Start of Input

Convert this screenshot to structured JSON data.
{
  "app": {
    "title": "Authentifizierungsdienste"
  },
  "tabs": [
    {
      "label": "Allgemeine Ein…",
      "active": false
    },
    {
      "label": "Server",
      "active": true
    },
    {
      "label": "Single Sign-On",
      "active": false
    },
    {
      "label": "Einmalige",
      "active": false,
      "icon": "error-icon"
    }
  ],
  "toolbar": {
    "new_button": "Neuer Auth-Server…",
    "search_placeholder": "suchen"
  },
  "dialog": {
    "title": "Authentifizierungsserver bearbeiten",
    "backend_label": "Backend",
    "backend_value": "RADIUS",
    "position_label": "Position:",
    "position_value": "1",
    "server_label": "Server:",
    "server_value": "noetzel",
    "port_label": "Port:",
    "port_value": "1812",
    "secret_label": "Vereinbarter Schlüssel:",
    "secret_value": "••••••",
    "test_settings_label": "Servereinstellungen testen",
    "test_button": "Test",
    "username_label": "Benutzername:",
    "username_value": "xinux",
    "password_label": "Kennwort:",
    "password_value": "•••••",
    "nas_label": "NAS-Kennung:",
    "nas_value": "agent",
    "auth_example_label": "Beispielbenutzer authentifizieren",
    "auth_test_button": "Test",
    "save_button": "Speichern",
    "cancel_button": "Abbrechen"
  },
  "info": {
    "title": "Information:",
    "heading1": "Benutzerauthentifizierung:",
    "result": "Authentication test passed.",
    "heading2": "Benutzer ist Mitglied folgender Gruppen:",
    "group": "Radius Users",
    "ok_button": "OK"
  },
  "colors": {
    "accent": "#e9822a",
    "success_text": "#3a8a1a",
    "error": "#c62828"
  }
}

End of Input

**Task directions**
Copy out each line exactly as written.

**Correct response**
Convert this screenshot to structured JSON data.
{
  "app": {
    "title": "Authentifizierungsdienste"
  },
  "tabs": [
    {
      "label": "Allgemeine Ein…",
      "active": false
    },
    {
      "label": "Server",
      "active": true
    },
    {
      "label": "Single Sign-On",
      "active": false
    },
    {
      "label": "Einmalige",
      "active": false,
      "icon": "error-icon"
    }
  ],
  "toolbar": {
    "new_button": "Neuer Auth-Server…",
    "search_placeholder": "suchen"
  },
  "dialog": {
    "title": "Authentifizierungsserver bearbeiten",
    "backend_label": "Backend",
    "backend_value": "RADIUS",
    "position_label": "Position:",
    "position_value": "1",
    "server_label": "Server:",
    "server_value": "noetzel",
    "port_label": "Port:",
    "port_value": "1812",
    "secret_label": "Vereinbarter Schlüssel:",
    "secret_value": "••••••",
    "test_settings_label": "Servereinstellungen testen",
    "test_button": "Test",
    "username_label": "Benutzername:",
    "username_value": "xinux",
    "password_label": "Kennwort:",
    "password_value": "•••••",
    "nas_label": "NAS-Kennung:",
    "nas_value": "agent",
    "auth_example_label": "Beispielbenutzer authentifizieren",
    "auth_test_button": "Test",
    "save_button": "Speichern",
    "cancel_button": "Abbrechen"
  },
  "info": {
    "title": "Information:",
    "heading1": "Benutzerauthentifizierung:",
    "result": "Authentication test passed.",
    "heading2": "Benutzer ist Mitglied folgender Gruppen:",
    "group": "Radius Users",
    "ok_button": "OK"
  },
  "colors": {
    "accent": "#e9822a",
    "success_text": "#3a8a1a",
    "error": "#c62828"
  }
}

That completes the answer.